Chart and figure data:

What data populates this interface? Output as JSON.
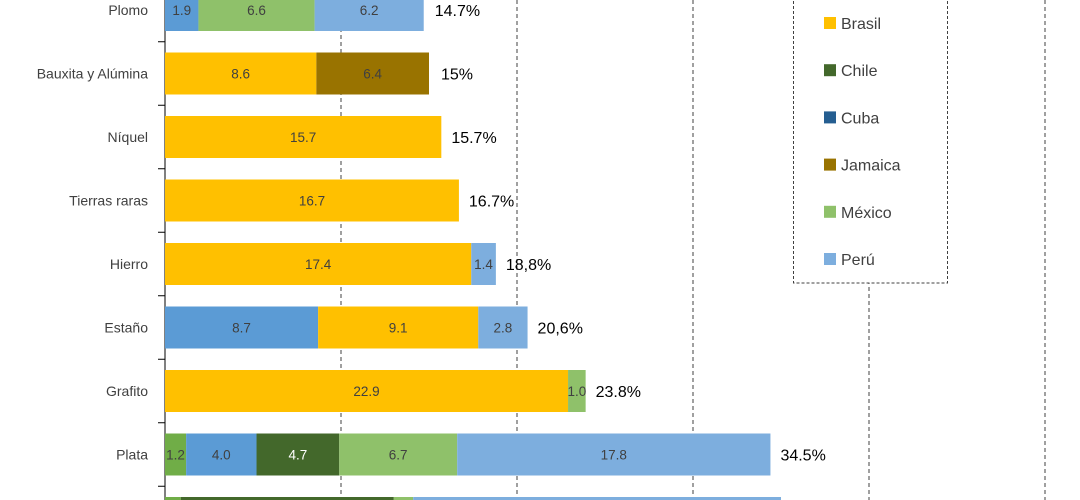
{
  "chart_data": {
    "type": "bar",
    "orientation": "horizontal",
    "stacked": true,
    "xlim": [
      0,
      50
    ],
    "grid": true,
    "legend_placement": "right",
    "categories": [
      "Plomo",
      "Bauxita y Alúmina",
      "Níquel",
      "Tierras raras",
      "Hierro",
      "Estaño",
      "Grafito",
      "Plata",
      ""
    ],
    "totals": [
      "14.7%",
      "15%",
      "15.7%",
      "16.7%",
      "18,8%",
      "20,6%",
      "23.8%",
      "34.5%",
      ""
    ],
    "series": [
      {
        "name": "",
        "color": "#70AD47",
        "values": [
          0,
          0,
          0,
          0,
          0,
          0,
          0,
          1.2,
          0.9
        ]
      },
      {
        "name": "",
        "color": "#5B9BD5",
        "values": [
          1.9,
          0,
          0,
          0,
          0,
          8.7,
          0,
          4.0,
          0
        ]
      },
      {
        "name": "Brasil",
        "color": "#FFC000",
        "values": [
          0,
          8.6,
          15.7,
          16.7,
          17.4,
          9.1,
          22.9,
          0,
          0
        ]
      },
      {
        "name": "Chile",
        "color": "#43682B",
        "values": [
          0,
          0,
          0,
          0,
          0,
          0,
          0,
          4.7,
          12.1
        ]
      },
      {
        "name": "Cuba",
        "color": "#255E91",
        "values": [
          0,
          0,
          0,
          0,
          0,
          0,
          0,
          0,
          0
        ]
      },
      {
        "name": "Jamaica",
        "color": "#997300",
        "values": [
          0,
          6.4,
          0,
          0,
          0,
          0,
          0,
          0,
          0
        ]
      },
      {
        "name": "México",
        "color": "#8FC16A",
        "values": [
          6.6,
          0,
          0,
          0,
          0,
          0,
          1.0,
          6.7,
          1.1
        ]
      },
      {
        "name": "Perú",
        "color": "#7DAEDE",
        "values": [
          6.2,
          0,
          0,
          0,
          1.4,
          2.8,
          0,
          17.8,
          20.9
        ]
      }
    ],
    "legend": [
      "Brasil",
      "Chile",
      "Cuba",
      "Jamaica",
      "México",
      "Perú"
    ]
  }
}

YOUR GOAL: Transcribe every line in the entries above, taking out only the images.

ANSWER:
What data populates this interface? Output as JSON.
{
  "chart_data": {
    "type": "bar",
    "orientation": "horizontal",
    "stacked": true,
    "xlim": [
      0,
      50
    ],
    "grid": true,
    "legend_placement": "right",
    "categories": [
      "Plomo",
      "Bauxita y Alúmina",
      "Níquel",
      "Tierras raras",
      "Hierro",
      "Estaño",
      "Grafito",
      "Plata",
      ""
    ],
    "totals": [
      "14.7%",
      "15%",
      "15.7%",
      "16.7%",
      "18,8%",
      "20,6%",
      "23.8%",
      "34.5%",
      ""
    ],
    "series": [
      {
        "name": "",
        "color": "#70AD47",
        "values": [
          0,
          0,
          0,
          0,
          0,
          0,
          0,
          1.2,
          0.9
        ]
      },
      {
        "name": "",
        "color": "#5B9BD5",
        "values": [
          1.9,
          0,
          0,
          0,
          0,
          8.7,
          0,
          4.0,
          0
        ]
      },
      {
        "name": "Brasil",
        "color": "#FFC000",
        "values": [
          0,
          8.6,
          15.7,
          16.7,
          17.4,
          9.1,
          22.9,
          0,
          0
        ]
      },
      {
        "name": "Chile",
        "color": "#43682B",
        "values": [
          0,
          0,
          0,
          0,
          0,
          0,
          0,
          4.7,
          12.1
        ]
      },
      {
        "name": "Cuba",
        "color": "#255E91",
        "values": [
          0,
          0,
          0,
          0,
          0,
          0,
          0,
          0,
          0
        ]
      },
      {
        "name": "Jamaica",
        "color": "#997300",
        "values": [
          0,
          6.4,
          0,
          0,
          0,
          0,
          0,
          0,
          0
        ]
      },
      {
        "name": "México",
        "color": "#8FC16A",
        "values": [
          6.6,
          0,
          0,
          0,
          0,
          0,
          1.0,
          6.7,
          1.1
        ]
      },
      {
        "name": "Perú",
        "color": "#7DAEDE",
        "values": [
          6.2,
          0,
          0,
          0,
          1.4,
          2.8,
          0,
          17.8,
          20.9
        ]
      }
    ],
    "legend": [
      "Brasil",
      "Chile",
      "Cuba",
      "Jamaica",
      "México",
      "Perú"
    ]
  }
}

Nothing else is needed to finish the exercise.